■ RECORDED INFORMATION
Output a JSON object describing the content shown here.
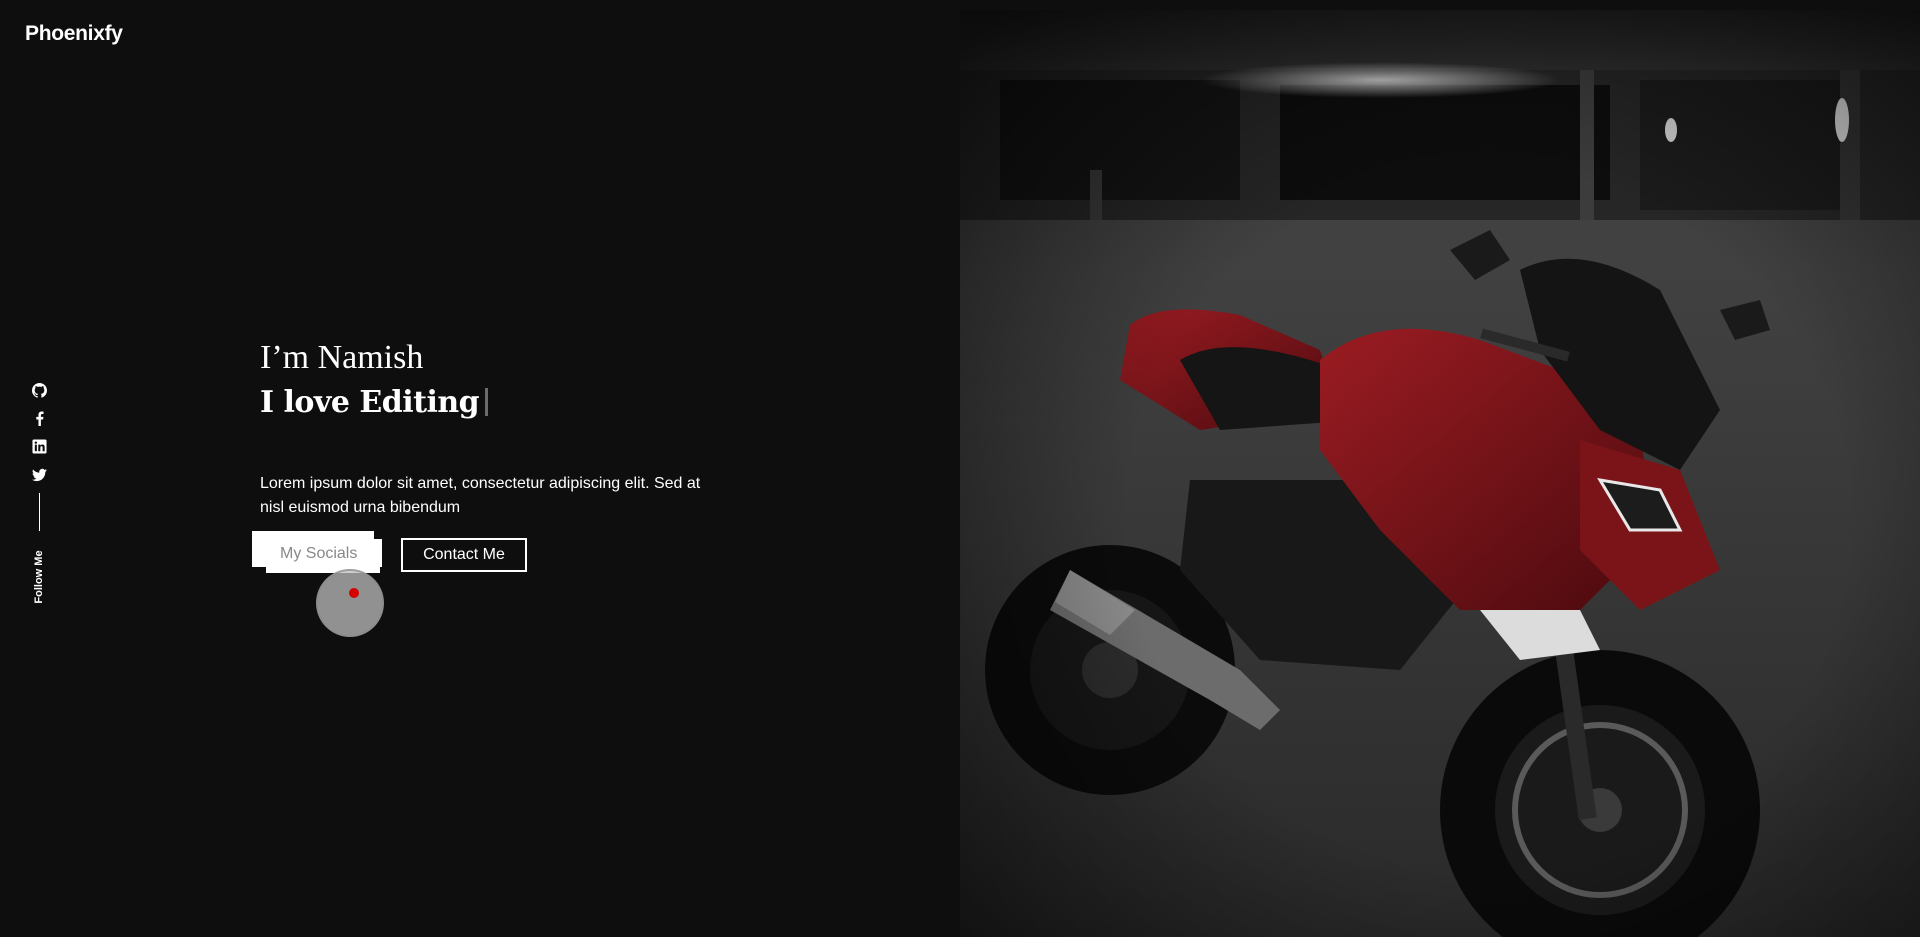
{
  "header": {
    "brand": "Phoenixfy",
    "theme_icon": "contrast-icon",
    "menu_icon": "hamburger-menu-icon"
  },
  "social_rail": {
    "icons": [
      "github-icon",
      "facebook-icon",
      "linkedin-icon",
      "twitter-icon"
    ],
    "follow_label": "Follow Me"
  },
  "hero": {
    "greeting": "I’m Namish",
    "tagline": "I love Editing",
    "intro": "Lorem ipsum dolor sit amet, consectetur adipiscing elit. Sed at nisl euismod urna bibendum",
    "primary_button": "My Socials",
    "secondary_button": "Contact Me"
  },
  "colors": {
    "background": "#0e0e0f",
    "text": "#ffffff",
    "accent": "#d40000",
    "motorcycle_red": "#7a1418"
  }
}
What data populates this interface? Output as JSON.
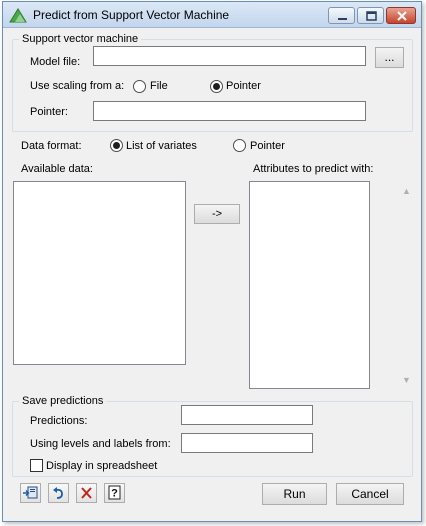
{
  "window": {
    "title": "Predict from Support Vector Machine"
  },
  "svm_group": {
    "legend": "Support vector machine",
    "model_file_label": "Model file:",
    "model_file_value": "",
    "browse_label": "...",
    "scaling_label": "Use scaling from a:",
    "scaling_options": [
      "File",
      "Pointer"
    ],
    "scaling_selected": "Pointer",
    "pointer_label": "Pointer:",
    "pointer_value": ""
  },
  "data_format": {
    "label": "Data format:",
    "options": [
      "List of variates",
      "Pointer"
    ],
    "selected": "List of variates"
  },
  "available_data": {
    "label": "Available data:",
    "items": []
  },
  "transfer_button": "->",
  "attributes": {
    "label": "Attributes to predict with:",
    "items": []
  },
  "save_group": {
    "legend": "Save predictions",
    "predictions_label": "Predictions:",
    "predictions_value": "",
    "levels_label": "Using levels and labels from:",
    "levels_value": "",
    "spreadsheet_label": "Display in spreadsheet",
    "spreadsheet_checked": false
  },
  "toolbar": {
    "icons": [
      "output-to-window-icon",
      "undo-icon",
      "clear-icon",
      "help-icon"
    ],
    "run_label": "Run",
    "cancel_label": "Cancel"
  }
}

--

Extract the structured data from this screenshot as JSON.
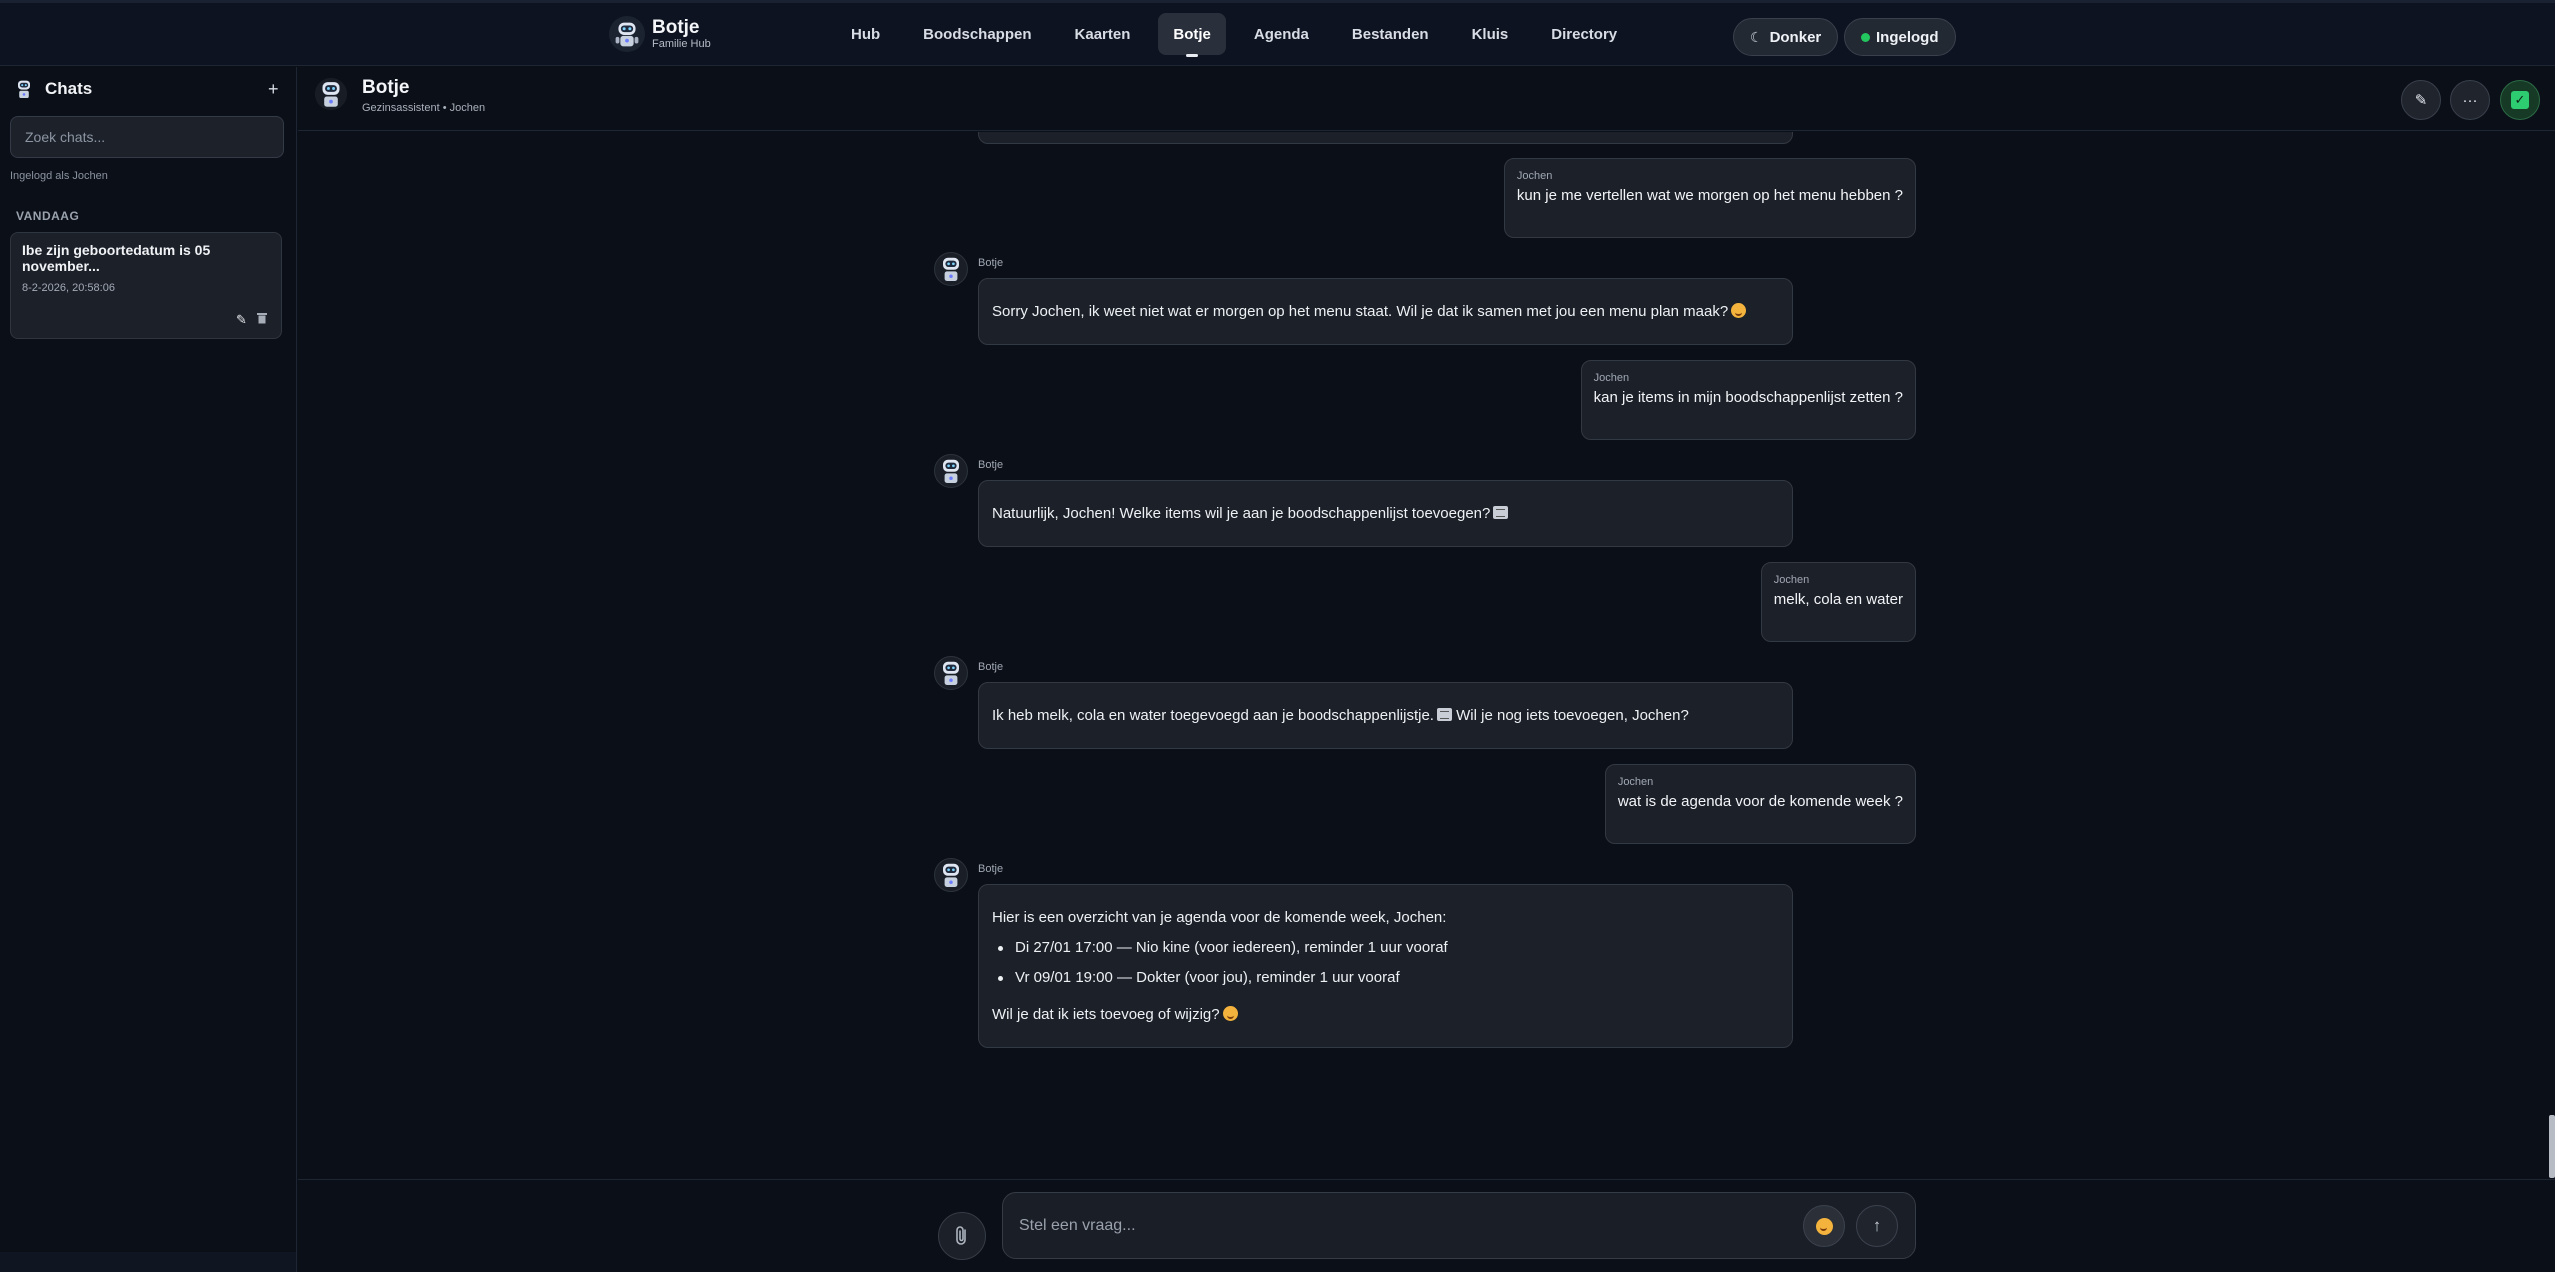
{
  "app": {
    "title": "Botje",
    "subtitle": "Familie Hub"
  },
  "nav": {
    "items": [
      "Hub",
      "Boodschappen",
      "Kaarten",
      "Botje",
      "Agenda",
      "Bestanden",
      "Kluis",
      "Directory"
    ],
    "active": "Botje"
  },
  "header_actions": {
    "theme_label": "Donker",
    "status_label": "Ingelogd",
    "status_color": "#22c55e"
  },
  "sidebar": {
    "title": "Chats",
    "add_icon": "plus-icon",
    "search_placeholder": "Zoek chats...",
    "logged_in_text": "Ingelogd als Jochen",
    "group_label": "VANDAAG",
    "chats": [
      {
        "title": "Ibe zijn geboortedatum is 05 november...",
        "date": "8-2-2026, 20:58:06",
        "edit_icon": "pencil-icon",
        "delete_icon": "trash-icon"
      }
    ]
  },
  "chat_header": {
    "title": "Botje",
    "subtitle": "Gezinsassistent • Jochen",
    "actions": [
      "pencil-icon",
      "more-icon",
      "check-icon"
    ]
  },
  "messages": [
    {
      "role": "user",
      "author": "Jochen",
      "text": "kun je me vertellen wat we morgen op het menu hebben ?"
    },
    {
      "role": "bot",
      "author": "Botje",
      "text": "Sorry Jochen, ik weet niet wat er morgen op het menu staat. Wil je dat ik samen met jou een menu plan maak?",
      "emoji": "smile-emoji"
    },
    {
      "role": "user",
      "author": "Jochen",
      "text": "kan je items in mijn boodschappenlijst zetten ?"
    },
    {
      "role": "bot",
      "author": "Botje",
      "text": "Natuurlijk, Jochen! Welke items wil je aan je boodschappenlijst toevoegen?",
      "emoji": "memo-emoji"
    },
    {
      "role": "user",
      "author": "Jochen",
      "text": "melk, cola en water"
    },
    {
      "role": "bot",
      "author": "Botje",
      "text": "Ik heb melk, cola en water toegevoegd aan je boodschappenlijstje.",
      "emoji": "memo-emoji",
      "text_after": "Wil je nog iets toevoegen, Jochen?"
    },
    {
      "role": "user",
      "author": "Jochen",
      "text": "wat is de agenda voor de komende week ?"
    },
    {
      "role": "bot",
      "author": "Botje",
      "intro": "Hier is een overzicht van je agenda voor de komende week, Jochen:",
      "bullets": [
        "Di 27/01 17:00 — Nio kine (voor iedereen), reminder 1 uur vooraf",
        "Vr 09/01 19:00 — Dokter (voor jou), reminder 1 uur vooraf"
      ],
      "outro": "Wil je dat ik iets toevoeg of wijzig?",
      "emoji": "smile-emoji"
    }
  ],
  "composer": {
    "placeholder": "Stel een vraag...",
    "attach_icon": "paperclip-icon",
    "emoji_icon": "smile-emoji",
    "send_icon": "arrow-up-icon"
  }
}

■ GOAL
From the data above, gather every line that includes the word "reminder".

■ PROBLEM SOLUTION
        "Di 27/01 17:00 — Nio kine (voor iedereen), reminder 1 uur vooraf",
        "Vr 09/01 19:00 — Dokter (voor jou), reminder 1 uur vooraf"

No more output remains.